## WRITTEN TASK
Only the lines from the one containing "Enumerate this screenshot's" through the end of the material are to be echoed, each exactly as it appears.

--- start DATA FOR THIS EXERCISE ---

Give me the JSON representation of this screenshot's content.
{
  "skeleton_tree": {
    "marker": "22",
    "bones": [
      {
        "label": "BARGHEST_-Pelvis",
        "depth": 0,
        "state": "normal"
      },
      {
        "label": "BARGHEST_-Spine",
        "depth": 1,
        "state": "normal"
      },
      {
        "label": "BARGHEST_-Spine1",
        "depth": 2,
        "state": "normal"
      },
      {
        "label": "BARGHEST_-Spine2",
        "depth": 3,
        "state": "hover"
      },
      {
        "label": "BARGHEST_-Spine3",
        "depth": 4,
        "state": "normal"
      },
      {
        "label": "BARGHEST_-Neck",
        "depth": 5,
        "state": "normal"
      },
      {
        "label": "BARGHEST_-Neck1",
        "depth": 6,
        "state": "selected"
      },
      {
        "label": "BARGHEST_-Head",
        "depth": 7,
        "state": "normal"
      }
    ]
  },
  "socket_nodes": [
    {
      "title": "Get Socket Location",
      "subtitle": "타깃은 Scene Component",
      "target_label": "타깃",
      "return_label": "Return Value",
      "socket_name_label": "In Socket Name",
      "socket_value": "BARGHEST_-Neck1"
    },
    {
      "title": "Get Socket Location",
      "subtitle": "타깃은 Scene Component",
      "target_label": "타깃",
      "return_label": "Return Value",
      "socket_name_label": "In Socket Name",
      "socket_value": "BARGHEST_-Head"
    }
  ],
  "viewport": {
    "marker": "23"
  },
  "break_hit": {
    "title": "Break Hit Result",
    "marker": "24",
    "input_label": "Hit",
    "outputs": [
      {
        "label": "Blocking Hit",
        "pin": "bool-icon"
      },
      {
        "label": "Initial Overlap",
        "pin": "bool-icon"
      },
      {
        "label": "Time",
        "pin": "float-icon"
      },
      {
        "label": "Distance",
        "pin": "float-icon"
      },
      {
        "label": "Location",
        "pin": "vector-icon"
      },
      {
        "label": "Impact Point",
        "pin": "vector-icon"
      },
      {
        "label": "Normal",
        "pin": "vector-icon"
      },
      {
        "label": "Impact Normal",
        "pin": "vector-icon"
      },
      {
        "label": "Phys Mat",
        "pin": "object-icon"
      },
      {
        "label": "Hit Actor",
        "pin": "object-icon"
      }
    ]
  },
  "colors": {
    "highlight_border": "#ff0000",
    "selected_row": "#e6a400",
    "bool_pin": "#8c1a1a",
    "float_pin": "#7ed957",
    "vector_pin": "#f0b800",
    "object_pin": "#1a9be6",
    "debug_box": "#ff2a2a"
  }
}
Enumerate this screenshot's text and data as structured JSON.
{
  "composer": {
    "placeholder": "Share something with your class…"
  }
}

--- end DATA FOR THIS EXERCISE ---

## TASK ANSWER
Enumerate this screenshot's text and data as structured JSON.
{
  "composer": {
    "placeholder": "Share something with your class…"
  }
}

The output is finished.